- Task statement
Output the data word for word, dropping every image.

Records contained in a dataset

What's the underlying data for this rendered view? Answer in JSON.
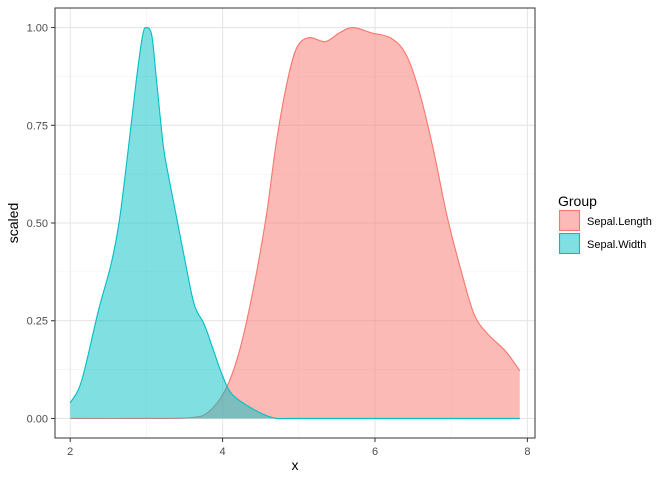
{
  "chart_data": {
    "type": "area",
    "title": "",
    "xlabel": "x",
    "ylabel": "scaled",
    "xlim": [
      1.8,
      8.1
    ],
    "ylim": [
      -0.05,
      1.05
    ],
    "x_ticks": [
      2,
      4,
      6,
      8
    ],
    "x_tick_labels": [
      "2",
      "4",
      "6",
      "8"
    ],
    "y_ticks": [
      0,
      0.25,
      0.5,
      0.75,
      1.0
    ],
    "y_tick_labels": [
      "0.00",
      "0.25",
      "0.50",
      "0.75",
      "1.00"
    ],
    "grid": true,
    "legend": {
      "title": "Group",
      "position": "right"
    },
    "series": [
      {
        "name": "Sepal.Length",
        "color": "#F8766D",
        "x": [
          2.0,
          3.0,
          3.58,
          3.81,
          4.03,
          4.21,
          4.39,
          4.57,
          4.7,
          4.84,
          4.97,
          5.13,
          5.35,
          5.53,
          5.71,
          5.96,
          6.21,
          6.41,
          6.59,
          6.77,
          6.95,
          7.13,
          7.3,
          7.48,
          7.71,
          7.9
        ],
        "y": [
          0.0,
          0.0,
          0.002,
          0.016,
          0.071,
          0.165,
          0.318,
          0.514,
          0.7,
          0.854,
          0.947,
          0.974,
          0.964,
          0.986,
          1.0,
          0.986,
          0.973,
          0.93,
          0.83,
          0.684,
          0.514,
          0.378,
          0.267,
          0.216,
          0.173,
          0.122
        ]
      },
      {
        "name": "Sepal.Width",
        "color": "#00BFC4",
        "x": [
          2.0,
          2.15,
          2.37,
          2.53,
          2.64,
          2.75,
          2.87,
          2.95,
          3.0,
          3.07,
          3.13,
          3.22,
          3.29,
          3.4,
          3.52,
          3.63,
          3.76,
          3.87,
          3.99,
          4.12,
          4.39,
          4.66,
          4.93,
          6.0,
          7.9
        ],
        "y": [
          0.04,
          0.097,
          0.276,
          0.39,
          0.5,
          0.67,
          0.87,
          0.98,
          1.0,
          0.98,
          0.87,
          0.7,
          0.62,
          0.51,
          0.39,
          0.29,
          0.24,
          0.18,
          0.114,
          0.063,
          0.025,
          0.002,
          0.0,
          0.0,
          0.0
        ]
      }
    ]
  }
}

- Answer below
What's the underlying data for this rendered view? Answer in JSON.
{
  "chart_data": {
    "type": "area",
    "title": "",
    "xlabel": "x",
    "ylabel": "scaled",
    "xlim": [
      1.8,
      8.1
    ],
    "ylim": [
      -0.05,
      1.05
    ],
    "x_ticks": [
      2,
      4,
      6,
      8
    ],
    "x_tick_labels": [
      "2",
      "4",
      "6",
      "8"
    ],
    "y_ticks": [
      0,
      0.25,
      0.5,
      0.75,
      1.0
    ],
    "y_tick_labels": [
      "0.00",
      "0.25",
      "0.50",
      "0.75",
      "1.00"
    ],
    "grid": true,
    "legend": {
      "title": "Group",
      "position": "right"
    },
    "series": [
      {
        "name": "Sepal.Length",
        "color": "#F8766D",
        "x": [
          2.0,
          3.0,
          3.58,
          3.81,
          4.03,
          4.21,
          4.39,
          4.57,
          4.7,
          4.84,
          4.97,
          5.13,
          5.35,
          5.53,
          5.71,
          5.96,
          6.21,
          6.41,
          6.59,
          6.77,
          6.95,
          7.13,
          7.3,
          7.48,
          7.71,
          7.9
        ],
        "y": [
          0.0,
          0.0,
          0.002,
          0.016,
          0.071,
          0.165,
          0.318,
          0.514,
          0.7,
          0.854,
          0.947,
          0.974,
          0.964,
          0.986,
          1.0,
          0.986,
          0.973,
          0.93,
          0.83,
          0.684,
          0.514,
          0.378,
          0.267,
          0.216,
          0.173,
          0.122
        ]
      },
      {
        "name": "Sepal.Width",
        "color": "#00BFC4",
        "x": [
          2.0,
          2.15,
          2.37,
          2.53,
          2.64,
          2.75,
          2.87,
          2.95,
          3.0,
          3.07,
          3.13,
          3.22,
          3.29,
          3.4,
          3.52,
          3.63,
          3.76,
          3.87,
          3.99,
          4.12,
          4.39,
          4.66,
          4.93,
          6.0,
          7.9
        ],
        "y": [
          0.04,
          0.097,
          0.276,
          0.39,
          0.5,
          0.67,
          0.87,
          0.98,
          1.0,
          0.98,
          0.87,
          0.7,
          0.62,
          0.51,
          0.39,
          0.29,
          0.24,
          0.18,
          0.114,
          0.063,
          0.025,
          0.002,
          0.0,
          0.0,
          0.0
        ]
      }
    ]
  }
}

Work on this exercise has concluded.